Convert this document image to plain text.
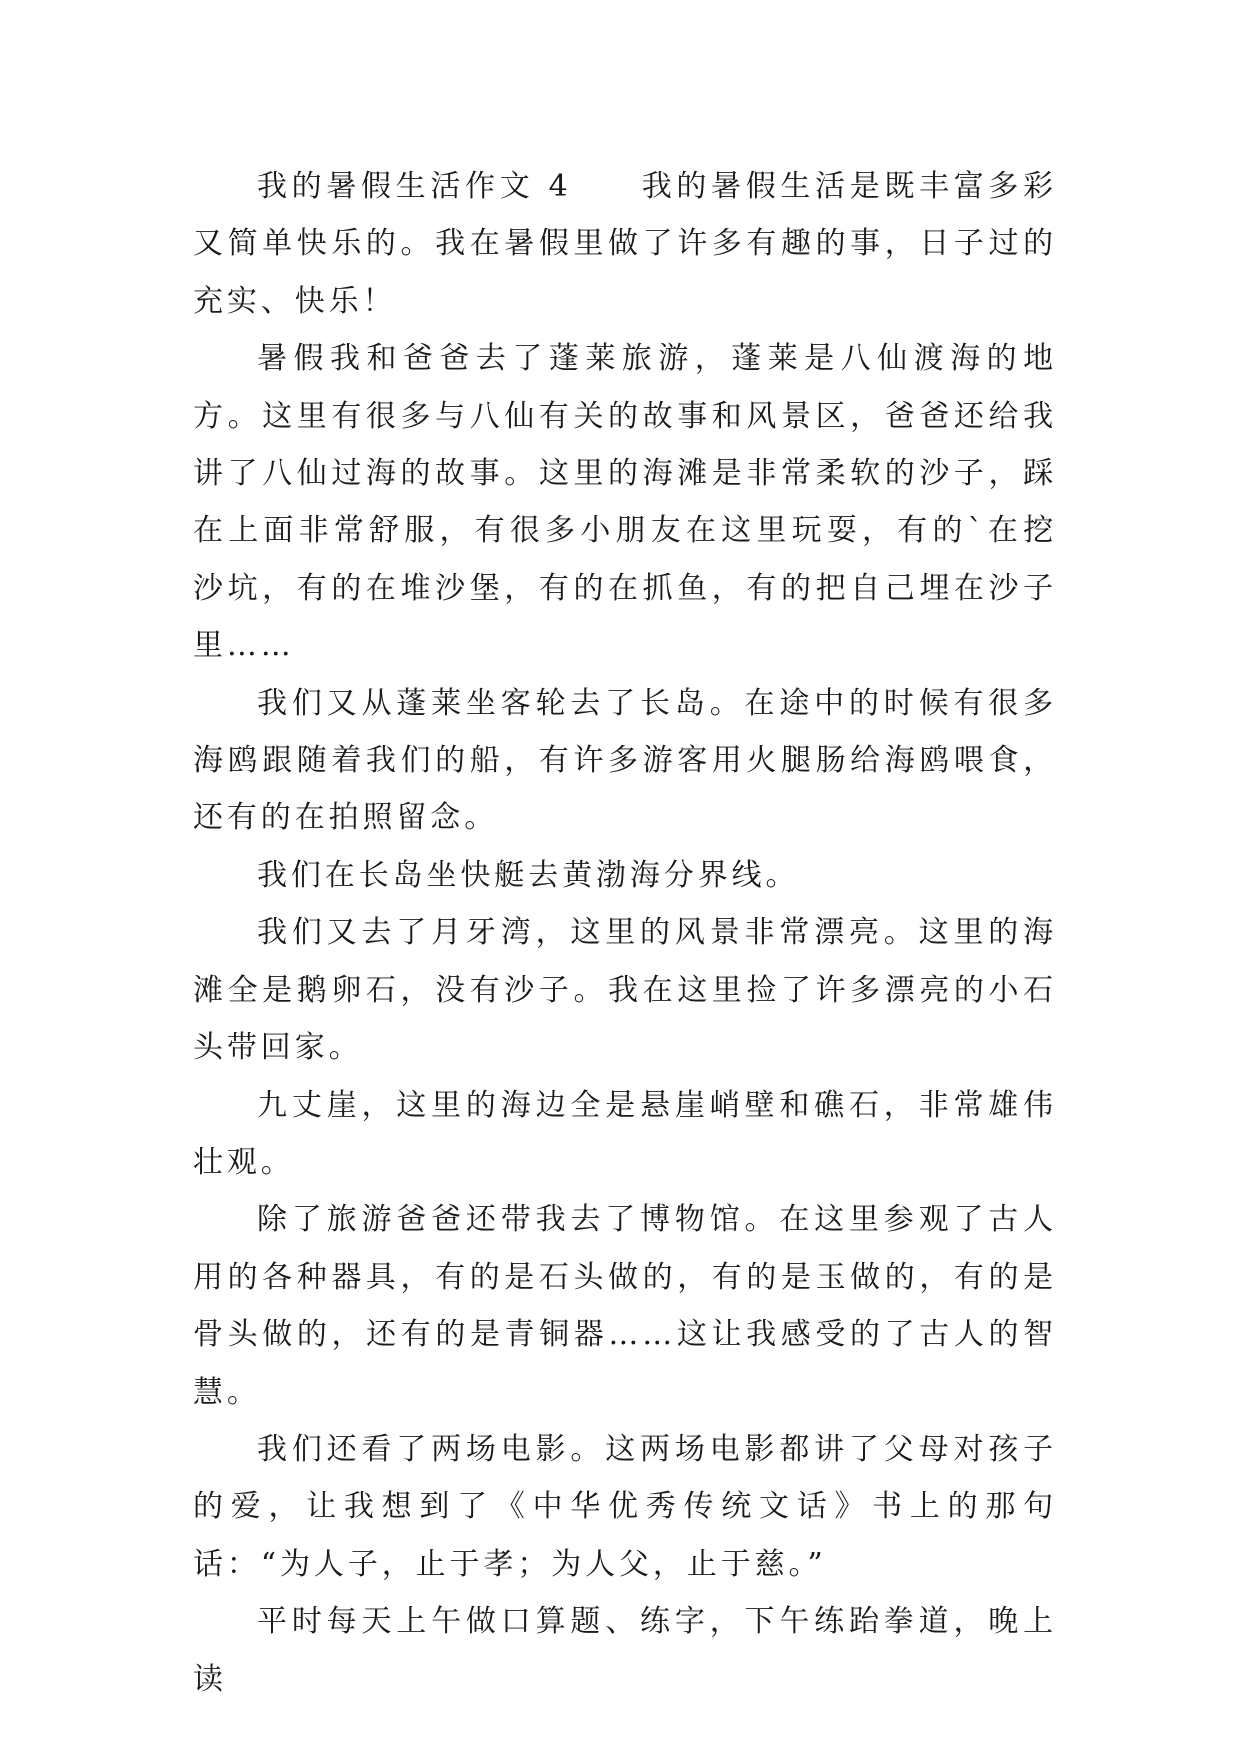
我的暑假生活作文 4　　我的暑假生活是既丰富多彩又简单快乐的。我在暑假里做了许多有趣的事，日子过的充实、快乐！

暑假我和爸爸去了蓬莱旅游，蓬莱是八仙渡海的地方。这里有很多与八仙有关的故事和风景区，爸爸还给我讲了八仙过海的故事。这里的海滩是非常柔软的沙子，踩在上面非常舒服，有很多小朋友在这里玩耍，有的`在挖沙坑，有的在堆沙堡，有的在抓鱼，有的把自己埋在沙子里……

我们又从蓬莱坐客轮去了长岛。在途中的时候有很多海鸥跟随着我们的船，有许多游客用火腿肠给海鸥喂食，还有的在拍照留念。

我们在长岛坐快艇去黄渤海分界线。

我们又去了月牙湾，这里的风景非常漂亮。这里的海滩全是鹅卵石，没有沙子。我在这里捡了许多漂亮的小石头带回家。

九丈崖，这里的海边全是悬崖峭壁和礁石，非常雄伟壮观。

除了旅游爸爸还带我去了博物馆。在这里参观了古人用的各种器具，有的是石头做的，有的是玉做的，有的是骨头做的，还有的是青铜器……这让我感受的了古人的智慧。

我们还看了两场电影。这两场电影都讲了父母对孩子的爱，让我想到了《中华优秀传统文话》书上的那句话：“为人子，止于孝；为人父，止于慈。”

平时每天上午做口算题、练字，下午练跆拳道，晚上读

━━━━━━━━━━━━━━━━━━━━━━━━━━━━━━

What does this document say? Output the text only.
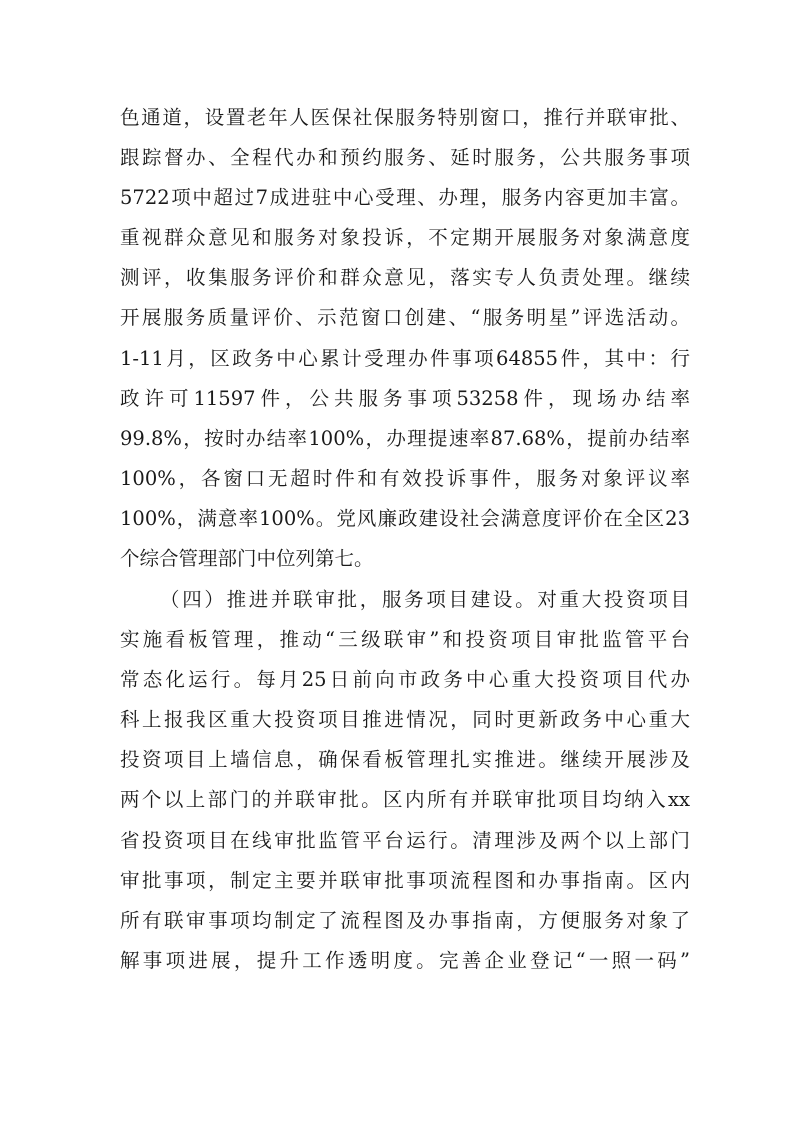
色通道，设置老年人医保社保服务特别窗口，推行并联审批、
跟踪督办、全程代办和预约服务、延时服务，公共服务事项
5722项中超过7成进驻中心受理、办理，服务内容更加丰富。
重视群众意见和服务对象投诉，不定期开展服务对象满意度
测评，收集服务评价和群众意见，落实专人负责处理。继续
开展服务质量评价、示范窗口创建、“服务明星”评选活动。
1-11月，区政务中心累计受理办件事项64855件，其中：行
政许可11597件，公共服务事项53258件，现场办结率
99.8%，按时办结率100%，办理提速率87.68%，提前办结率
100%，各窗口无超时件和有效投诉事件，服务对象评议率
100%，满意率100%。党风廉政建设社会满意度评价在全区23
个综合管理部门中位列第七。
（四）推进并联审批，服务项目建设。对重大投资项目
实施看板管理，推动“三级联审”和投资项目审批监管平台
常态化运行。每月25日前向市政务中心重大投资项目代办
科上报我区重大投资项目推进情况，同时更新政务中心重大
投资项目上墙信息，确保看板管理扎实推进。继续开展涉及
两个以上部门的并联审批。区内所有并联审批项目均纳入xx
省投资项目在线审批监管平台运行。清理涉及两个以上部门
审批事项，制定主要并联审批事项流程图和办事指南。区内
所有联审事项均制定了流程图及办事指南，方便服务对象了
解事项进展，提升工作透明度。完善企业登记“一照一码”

━━━━━━━━━━━━━━━━━━━━━━━━━━━━━━

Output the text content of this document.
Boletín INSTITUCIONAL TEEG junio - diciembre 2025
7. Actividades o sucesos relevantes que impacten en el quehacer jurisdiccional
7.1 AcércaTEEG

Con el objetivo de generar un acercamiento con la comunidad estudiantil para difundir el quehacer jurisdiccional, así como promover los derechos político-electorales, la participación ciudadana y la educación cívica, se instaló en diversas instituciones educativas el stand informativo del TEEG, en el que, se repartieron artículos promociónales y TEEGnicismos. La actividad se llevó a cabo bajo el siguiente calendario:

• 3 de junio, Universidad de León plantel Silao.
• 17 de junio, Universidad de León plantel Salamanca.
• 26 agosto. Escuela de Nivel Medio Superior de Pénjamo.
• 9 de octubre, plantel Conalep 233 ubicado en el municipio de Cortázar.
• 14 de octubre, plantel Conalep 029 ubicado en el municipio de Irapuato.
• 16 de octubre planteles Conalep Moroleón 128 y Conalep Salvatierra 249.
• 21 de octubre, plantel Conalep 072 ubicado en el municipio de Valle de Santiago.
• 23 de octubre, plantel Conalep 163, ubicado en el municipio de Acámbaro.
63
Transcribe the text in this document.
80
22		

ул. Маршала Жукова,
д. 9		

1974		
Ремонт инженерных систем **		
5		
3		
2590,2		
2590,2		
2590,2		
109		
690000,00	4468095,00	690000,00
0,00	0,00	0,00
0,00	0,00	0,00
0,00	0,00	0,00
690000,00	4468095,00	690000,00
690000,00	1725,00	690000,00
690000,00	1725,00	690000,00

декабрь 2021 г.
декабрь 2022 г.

━━━━━━━━━━━━━━━━━━━━━━━━━━━━━━

Extract each line holding the word "municipio" from the records.

Solution:
• 9 de octubre, plantel Conalep 233 ubicado en el municipio de Cortázar.
• 14 de octubre, plantel Conalep 029 ubicado en el municipio de Irapuato.
• 21 de octubre, plantel Conalep 072 ubicado en el municipio de Valle de Santiago.
• 23 de octubre, plantel Conalep 163, ubicado en el municipio de Acámbaro.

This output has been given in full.